Input
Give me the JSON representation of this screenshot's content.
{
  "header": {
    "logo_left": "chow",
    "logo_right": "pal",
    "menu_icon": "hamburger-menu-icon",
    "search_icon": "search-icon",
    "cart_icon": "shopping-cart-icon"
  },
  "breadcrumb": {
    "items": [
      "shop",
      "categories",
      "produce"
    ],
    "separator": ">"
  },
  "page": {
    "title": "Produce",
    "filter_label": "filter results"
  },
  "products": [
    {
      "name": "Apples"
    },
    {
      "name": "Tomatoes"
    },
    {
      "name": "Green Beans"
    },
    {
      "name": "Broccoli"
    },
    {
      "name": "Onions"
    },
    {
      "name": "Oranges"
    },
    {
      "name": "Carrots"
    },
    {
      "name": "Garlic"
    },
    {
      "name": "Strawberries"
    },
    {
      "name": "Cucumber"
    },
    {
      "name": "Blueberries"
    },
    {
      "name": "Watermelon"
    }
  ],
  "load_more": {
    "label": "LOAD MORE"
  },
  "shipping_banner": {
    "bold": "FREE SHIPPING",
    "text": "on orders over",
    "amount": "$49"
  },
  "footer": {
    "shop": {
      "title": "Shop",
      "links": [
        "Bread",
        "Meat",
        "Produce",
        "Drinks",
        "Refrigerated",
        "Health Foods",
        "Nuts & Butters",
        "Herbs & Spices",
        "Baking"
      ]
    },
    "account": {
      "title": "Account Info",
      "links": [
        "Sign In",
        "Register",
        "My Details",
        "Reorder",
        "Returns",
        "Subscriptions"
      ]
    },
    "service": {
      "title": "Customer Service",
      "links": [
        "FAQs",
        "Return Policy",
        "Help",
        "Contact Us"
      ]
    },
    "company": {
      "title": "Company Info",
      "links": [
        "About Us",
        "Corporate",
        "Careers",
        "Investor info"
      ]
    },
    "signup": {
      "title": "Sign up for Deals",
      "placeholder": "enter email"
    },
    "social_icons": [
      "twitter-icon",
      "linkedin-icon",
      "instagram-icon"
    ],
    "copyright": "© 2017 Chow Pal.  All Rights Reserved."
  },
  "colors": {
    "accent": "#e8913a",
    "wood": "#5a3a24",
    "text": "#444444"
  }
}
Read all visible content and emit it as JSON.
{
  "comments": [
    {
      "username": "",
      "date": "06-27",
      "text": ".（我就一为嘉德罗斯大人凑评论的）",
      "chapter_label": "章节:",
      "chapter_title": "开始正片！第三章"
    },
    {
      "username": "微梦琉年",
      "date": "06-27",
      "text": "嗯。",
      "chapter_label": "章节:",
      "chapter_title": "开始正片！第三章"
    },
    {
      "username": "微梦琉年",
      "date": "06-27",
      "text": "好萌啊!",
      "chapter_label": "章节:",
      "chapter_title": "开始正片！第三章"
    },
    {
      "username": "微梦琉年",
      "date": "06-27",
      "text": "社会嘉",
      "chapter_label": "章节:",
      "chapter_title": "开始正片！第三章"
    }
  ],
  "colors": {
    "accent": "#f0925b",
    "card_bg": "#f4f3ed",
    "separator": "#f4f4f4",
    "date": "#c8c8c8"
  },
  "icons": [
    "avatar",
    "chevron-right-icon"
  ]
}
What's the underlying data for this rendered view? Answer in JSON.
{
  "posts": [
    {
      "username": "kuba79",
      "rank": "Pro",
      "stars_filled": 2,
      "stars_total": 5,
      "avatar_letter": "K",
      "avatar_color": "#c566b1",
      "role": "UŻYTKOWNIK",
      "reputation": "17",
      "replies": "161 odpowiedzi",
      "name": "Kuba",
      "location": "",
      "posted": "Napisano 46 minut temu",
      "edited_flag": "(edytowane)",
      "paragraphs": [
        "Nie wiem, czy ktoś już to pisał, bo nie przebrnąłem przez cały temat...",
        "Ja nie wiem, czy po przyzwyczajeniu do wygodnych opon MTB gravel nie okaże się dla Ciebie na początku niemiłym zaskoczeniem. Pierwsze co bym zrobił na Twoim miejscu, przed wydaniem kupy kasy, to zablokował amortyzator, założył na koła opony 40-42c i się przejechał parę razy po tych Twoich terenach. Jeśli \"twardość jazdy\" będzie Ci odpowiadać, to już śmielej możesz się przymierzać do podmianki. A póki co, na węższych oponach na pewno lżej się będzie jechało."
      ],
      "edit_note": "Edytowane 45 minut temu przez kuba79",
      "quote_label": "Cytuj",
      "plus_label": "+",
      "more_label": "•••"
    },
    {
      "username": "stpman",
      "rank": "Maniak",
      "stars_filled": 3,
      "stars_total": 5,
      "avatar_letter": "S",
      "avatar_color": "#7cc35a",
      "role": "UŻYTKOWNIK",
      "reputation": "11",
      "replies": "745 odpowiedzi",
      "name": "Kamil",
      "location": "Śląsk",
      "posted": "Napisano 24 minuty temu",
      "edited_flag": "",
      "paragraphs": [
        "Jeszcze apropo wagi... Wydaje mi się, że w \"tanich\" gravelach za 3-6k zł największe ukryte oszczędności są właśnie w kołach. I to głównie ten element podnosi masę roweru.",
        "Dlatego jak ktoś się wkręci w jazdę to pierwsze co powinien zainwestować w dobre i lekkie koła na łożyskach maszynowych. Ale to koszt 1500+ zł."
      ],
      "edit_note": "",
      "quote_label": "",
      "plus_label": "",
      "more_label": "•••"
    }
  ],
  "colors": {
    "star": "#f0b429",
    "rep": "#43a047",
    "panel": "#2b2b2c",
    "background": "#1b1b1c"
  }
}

What to produce
Reproduce all the records precisely.

Complete output
Give me the JSON representation of this screenshot's content.
{
  "header": {
    "logo_left": "chow",
    "logo_right": "pal",
    "menu_icon": "hamburger-menu-icon",
    "search_icon": "search-icon",
    "cart_icon": "shopping-cart-icon"
  },
  "breadcrumb": {
    "items": [
      "shop",
      "categories",
      "produce"
    ],
    "separator": ">"
  },
  "page": {
    "title": "Produce",
    "filter_label": "filter results"
  },
  "products": [
    {
      "name": "Apples"
    },
    {
      "name": "Tomatoes"
    },
    {
      "name": "Green Beans"
    },
    {
      "name": "Broccoli"
    },
    {
      "name": "Onions"
    },
    {
      "name": "Oranges"
    },
    {
      "name": "Carrots"
    },
    {
      "name": "Garlic"
    },
    {
      "name": "Strawberries"
    },
    {
      "name": "Cucumber"
    },
    {
      "name": "Blueberries"
    },
    {
      "name": "Watermelon"
    }
  ],
  "load_more": {
    "label": "LOAD MORE"
  },
  "shipping_banner": {
    "bold": "FREE SHIPPING",
    "text": "on orders over",
    "amount": "$49"
  },
  "footer": {
    "shop": {
      "title": "Shop",
      "links": [
        "Bread",
        "Meat",
        "Produce",
        "Drinks",
        "Refrigerated",
        "Health Foods",
        "Nuts & Butters",
        "Herbs & Spices",
        "Baking"
      ]
    },
    "account": {
      "title": "Account Info",
      "links": [
        "Sign In",
        "Register",
        "My Details",
        "Reorder",
        "Returns",
        "Subscriptions"
      ]
    },
    "service": {
      "title": "Customer Service",
      "links": [
        "FAQs",
        "Return Policy",
        "Help",
        "Contact Us"
      ]
    },
    "company": {
      "title": "Company Info",
      "links": [
        "About Us",
        "Corporate",
        "Careers",
        "Investor info"
      ]
    },
    "signup": {
      "title": "Sign up for Deals",
      "placeholder": "enter email"
    },
    "social_icons": [
      "twitter-icon",
      "linkedin-icon",
      "instagram-icon"
    ],
    "copyright": "© 2017 Chow Pal.  All Rights Reserved."
  },
  "colors": {
    "accent": "#e8913a",
    "wood": "#5a3a24",
    "text": "#444444"
  }
}
Read all visible content and emit it as JSON.
{
  "comments": [
    {
      "username": "",
      "date": "06-27",
      "text": ".（我就一为嘉德罗斯大人凑评论的）",
      "chapter_label": "章节:",
      "chapter_title": "开始正片！第三章"
    },
    {
      "username": "微梦琉年",
      "date": "06-27",
      "text": "嗯。",
      "chapter_label": "章节:",
      "chapter_title": "开始正片！第三章"
    },
    {
      "username": "微梦琉年",
      "date": "06-27",
      "text": "好萌啊!",
      "chapter_label": "章节:",
      "chapter_title": "开始正片！第三章"
    },
    {
      "username": "微梦琉年",
      "date": "06-27",
      "text": "社会嘉",
      "chapter_label": "章节:",
      "chapter_title": "开始正片！第三章"
    }
  ],
  "colors": {
    "accent": "#f0925b",
    "card_bg": "#f4f3ed",
    "separator": "#f4f4f4",
    "date": "#c8c8c8"
  },
  "icons": [
    "avatar",
    "chevron-right-icon"
  ]
}
What's the underlying data for this rendered view? Answer in JSON.
{
  "posts": [
    {
      "username": "kuba79",
      "rank": "Pro",
      "stars_filled": 2,
      "stars_total": 5,
      "avatar_letter": "K",
      "avatar_color": "#c566b1",
      "role": "UŻYTKOWNIK",
      "reputation": "17",
      "replies": "161 odpowiedzi",
      "name": "Kuba",
      "location": "",
      "posted": "Napisano 46 minut temu",
      "edited_flag": "(edytowane)",
      "paragraphs": [
        "Nie wiem, czy ktoś już to pisał, bo nie przebrnąłem przez cały temat...",
        "Ja nie wiem, czy po przyzwyczajeniu do wygodnych opon MTB gravel nie okaże się dla Ciebie na początku niemiłym zaskoczeniem. Pierwsze co bym zrobił na Twoim miejscu, przed wydaniem kupy kasy, to zablokował amortyzator, założył na koła opony 40-42c i się przejechał parę razy po tych Twoich terenach. Jeśli \"twardość jazdy\" będzie Ci odpowiadać, to już śmielej możesz się przymierzać do podmianki. A póki co, na węższych oponach na pewno lżej się będzie jechało."
      ],
      "edit_note": "Edytowane 45 minut temu przez kuba79",
      "quote_label": "Cytuj",
      "plus_label": "+",
      "more_label": "•••"
    },
    {
      "username": "stpman",
      "rank": "Maniak",
      "stars_filled": 3,
      "stars_total": 5,
      "avatar_letter": "S",
      "avatar_color": "#7cc35a",
      "role": "UŻYTKOWNIK",
      "reputation": "11",
      "replies": "745 odpowiedzi",
      "name": "Kamil",
      "location": "Śląsk",
      "posted": "Napisano 24 minuty temu",
      "edited_flag": "",
      "paragraphs": [
        "Jeszcze apropo wagi... Wydaje mi się, że w \"tanich\" gravelach za 3-6k zł największe ukryte oszczędności są właśnie w kołach. I to głównie ten element podnosi masę roweru.",
        "Dlatego jak ktoś się wkręci w jazdę to pierwsze co powinien zainwestować w dobre i lekkie koła na łożyskach maszynowych. Ale to koszt 1500+ zł."
      ],
      "edit_note": "",
      "quote_label": "",
      "plus_label": "",
      "more_label": "•••"
    }
  ],
  "colors": {
    "star": "#f0b429",
    "rep": "#43a047",
    "panel": "#2b2b2c",
    "background": "#1b1b1c"
  }
}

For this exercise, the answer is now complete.